======== DATASET CONTENT ========

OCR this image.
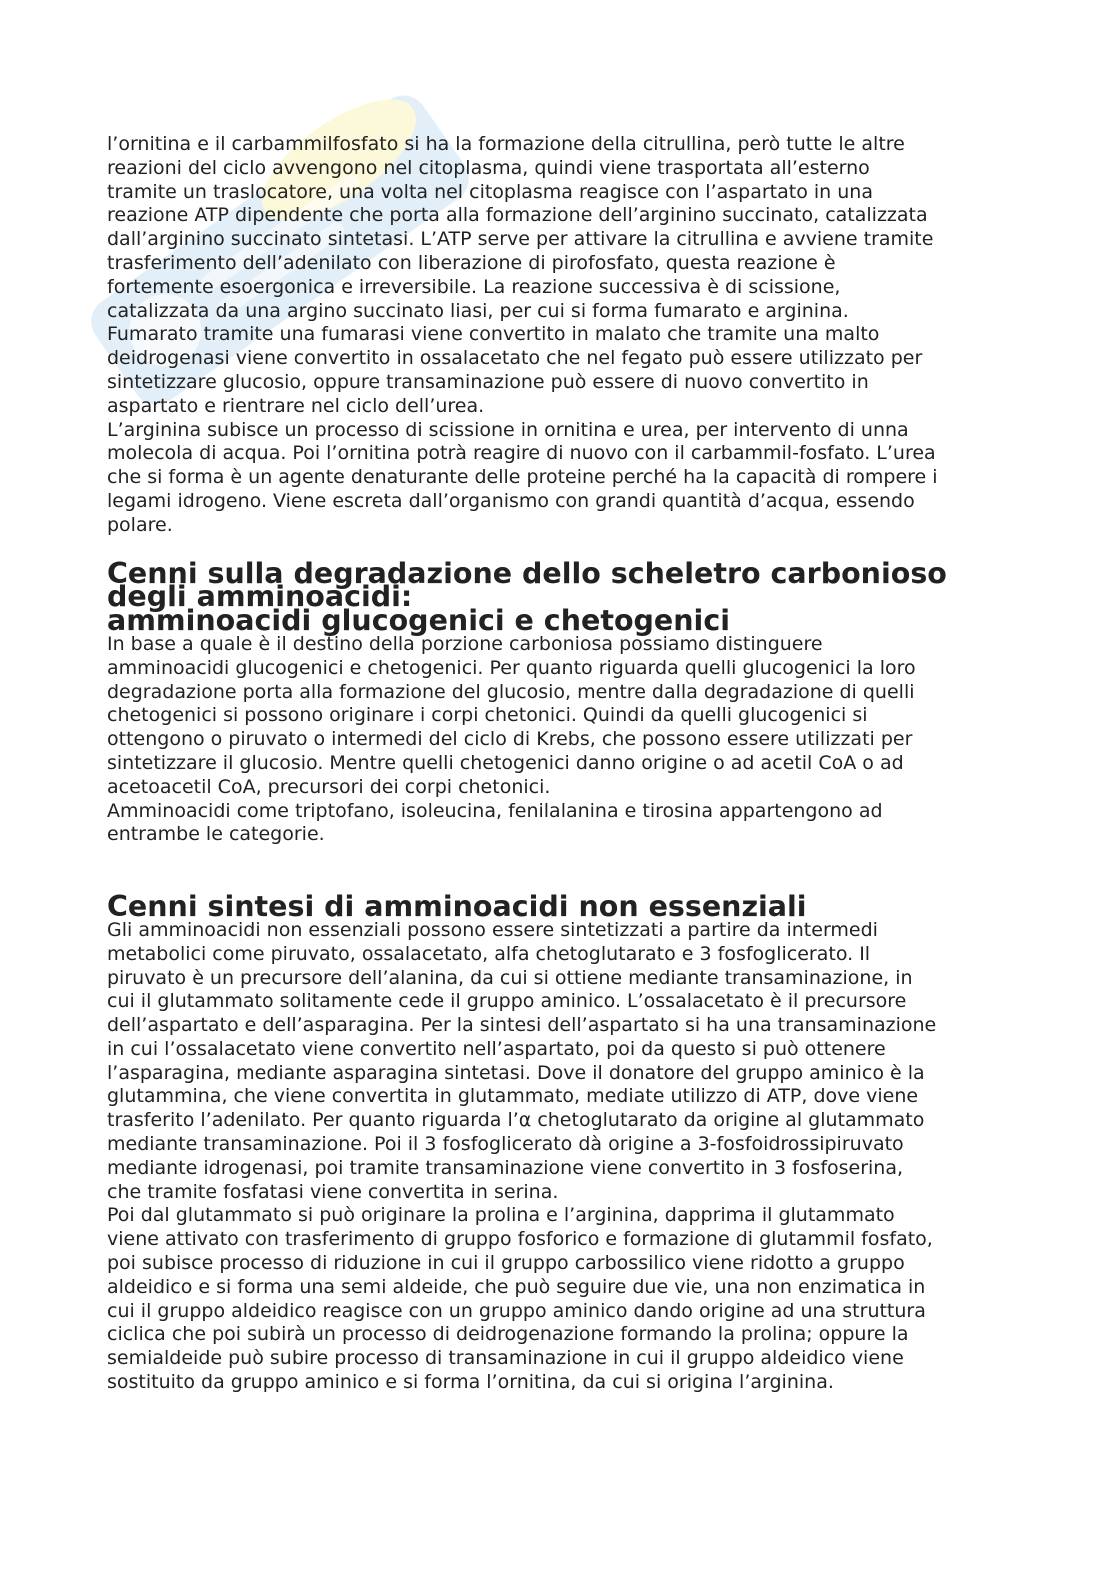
l’ornitina e il carbammilfosfato si ha la formazione della citrullina, però tutte le altre
reazioni del ciclo avvengono nel citoplasma, quindi viene trasportata all’esterno
tramite un traslocatore, una volta nel citoplasma reagisce con l’aspartato in una
reazione ATP dipendente che porta alla formazione dell’arginino succinato, catalizzata
dall’arginino succinato sintetasi. L’ATP serve per attivare la citrullina e avviene tramite
trasferimento dell’adenilato con liberazione di pirofosfato, questa reazione è
fortemente esoergonica e irreversibile. La reazione successiva è di scissione,
catalizzata da una argino succinato liasi, per cui si forma fumarato e arginina.
Fumarato tramite una fumarasi viene convertito in malato che tramite una malto
deidrogenasi viene convertito in ossalacetato che nel fegato può essere utilizzato per
sintetizzare glucosio, oppure transaminazione può essere di nuovo convertito in
aspartato e rientrare nel ciclo dell’urea.

L’arginina subisce un processo di scissione in ornitina e urea, per intervento di unna
molecola di acqua. Poi l’ornitina potrà reagire di nuovo con il carbammil-fosfato. L’urea
che si forma è un agente denaturante delle proteine perché ha la capacità di rompere i
legami idrogeno. Viene escreta dall’organismo con grandi quantità d’acqua, essendo
polare.

Cenni sulla degradazione dello scheletro carbonioso degli amminoacidi:
amminoacidi glucogenici e chetogenici

In base a quale è il destino della porzione carboniosa possiamo distinguere
amminoacidi glucogenici e chetogenici. Per quanto riguarda quelli glucogenici la loro
degradazione porta alla formazione del glucosio, mentre dalla degradazione di quelli
chetogenici si possono originare i corpi chetonici. Quindi da quelli glucogenici si
ottengono o piruvato o intermedi del ciclo di Krebs, che possono essere utilizzati per
sintetizzare il glucosio. Mentre quelli chetogenici danno origine o ad acetil CoA o ad
acetoacetil CoA, precursori dei corpi chetonici.

Amminoacidi come triptofano, isoleucina, fenilalanina e tirosina appartengono ad
entrambe le categorie.

Cenni sintesi di amminoacidi non essenziali

Gli amminoacidi non essenziali possono essere sintetizzati a partire da intermedi
metabolici come piruvato, ossalacetato, alfa chetoglutarato e 3 fosfoglicerato. Il
piruvato è un precursore dell’alanina, da cui si ottiene mediante transaminazione, in
cui il glutammato solitamente cede il gruppo aminico. L’ossalacetato è il precursore
dell’aspartato e dell’asparagina. Per la sintesi dell’aspartato si ha una transaminazione
in cui l’ossalacetato viene convertito nell’aspartato, poi da questo si può ottenere
l’asparagina, mediante asparagina sintetasi. Dove il donatore del gruppo aminico è la
glutammina, che viene convertita in glutammato, mediate utilizzo di ATP, dove viene
trasferito l’adenilato. Per quanto riguarda l’α chetoglutarato da origine al glutammato
mediante transaminazione. Poi il 3 fosfoglicerato dà origine a 3-fosfoidrossipiruvato
mediante idrogenasi, poi tramite transaminazione viene convertito in 3 fosfoserina,
che tramite fosfatasi viene convertita in serina.

Poi dal glutammato si può originare la prolina e l’arginina, dapprima il glutammato
viene attivato con trasferimento di gruppo fosforico e formazione di glutammil fosfato,
poi subisce processo di riduzione in cui il gruppo carbossilico viene ridotto a gruppo
aldeidico e si forma una semi aldeide, che può seguire due vie, una non enzimatica in
cui il gruppo aldeidico reagisce con un gruppo aminico dando origine ad una struttura
ciclica che poi subirà un processo di deidrogenazione formando la prolina; oppure la
semialdeide può subire processo di transaminazione in cui il gruppo aldeidico viene
sostituito da gruppo aminico e si forma l’ornitina, da cui si origina l’arginina.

========

▸ **PROBLEM TO SOLVE**
What you return should match the records above word for word, minus the pictures.

▸ **OUTPUT BELOW**
OCR this image.
l’ornitina e il carbammilfosfato si ha la formazione della citrullina, però tutte le altre
reazioni del ciclo avvengono nel citoplasma, quindi viene trasportata all’esterno
tramite un traslocatore, una volta nel citoplasma reagisce con l’aspartato in una
reazione ATP dipendente che porta alla formazione dell’arginino succinato, catalizzata
dall’arginino succinato sintetasi. L’ATP serve per attivare la citrullina e avviene tramite
trasferimento dell’adenilato con liberazione di pirofosfato, questa reazione è
fortemente esoergonica e irreversibile. La reazione successiva è di scissione,
catalizzata da una argino succinato liasi, per cui si forma fumarato e arginina.
Fumarato tramite una fumarasi viene convertito in malato che tramite una malto
deidrogenasi viene convertito in ossalacetato che nel fegato può essere utilizzato per
sintetizzare glucosio, oppure transaminazione può essere di nuovo convertito in
aspartato e rientrare nel ciclo dell’urea.

L’arginina subisce un processo di scissione in ornitina e urea, per intervento di unna
molecola di acqua. Poi l’ornitina potrà reagire di nuovo con il carbammil-fosfato. L’urea
che si forma è un agente denaturante delle proteine perché ha la capacità di rompere i
legami idrogeno. Viene escreta dall’organismo con grandi quantità d’acqua, essendo
polare.

Cenni sulla degradazione dello scheletro carbonioso degli amminoacidi:
amminoacidi glucogenici e chetogenici

In base a quale è il destino della porzione carboniosa possiamo distinguere
amminoacidi glucogenici e chetogenici. Per quanto riguarda quelli glucogenici la loro
degradazione porta alla formazione del glucosio, mentre dalla degradazione di quelli
chetogenici si possono originare i corpi chetonici. Quindi da quelli glucogenici si
ottengono o piruvato o intermedi del ciclo di Krebs, che possono essere utilizzati per
sintetizzare il glucosio. Mentre quelli chetogenici danno origine o ad acetil CoA o ad
acetoacetil CoA, precursori dei corpi chetonici.

Amminoacidi come triptofano, isoleucina, fenilalanina e tirosina appartengono ad
entrambe le categorie.

Cenni sintesi di amminoacidi non essenziali

Gli amminoacidi non essenziali possono essere sintetizzati a partire da intermedi
metabolici come piruvato, ossalacetato, alfa chetoglutarato e 3 fosfoglicerato. Il
piruvato è un precursore dell’alanina, da cui si ottiene mediante transaminazione, in
cui il glutammato solitamente cede il gruppo aminico. L’ossalacetato è il precursore
dell’aspartato e dell’asparagina. Per la sintesi dell’aspartato si ha una transaminazione
in cui l’ossalacetato viene convertito nell’aspartato, poi da questo si può ottenere
l’asparagina, mediante asparagina sintetasi. Dove il donatore del gruppo aminico è la
glutammina, che viene convertita in glutammato, mediate utilizzo di ATP, dove viene
trasferito l’adenilato. Per quanto riguarda l’α chetoglutarato da origine al glutammato
mediante transaminazione. Poi il 3 fosfoglicerato dà origine a 3-fosfoidrossipiruvato
mediante idrogenasi, poi tramite transaminazione viene convertito in 3 fosfoserina,
che tramite fosfatasi viene convertita in serina.

Poi dal glutammato si può originare la prolina e l’arginina, dapprima il glutammato
viene attivato con trasferimento di gruppo fosforico e formazione di glutammil fosfato,
poi subisce processo di riduzione in cui il gruppo carbossilico viene ridotto a gruppo
aldeidico e si forma una semi aldeide, che può seguire due vie, una non enzimatica in
cui il gruppo aldeidico reagisce con un gruppo aminico dando origine ad una struttura
ciclica che poi subirà un processo di deidrogenazione formando la prolina; oppure la
semialdeide può subire processo di transaminazione in cui il gruppo aldeidico viene
sostituito da gruppo aminico e si forma l’ornitina, da cui si origina l’arginina.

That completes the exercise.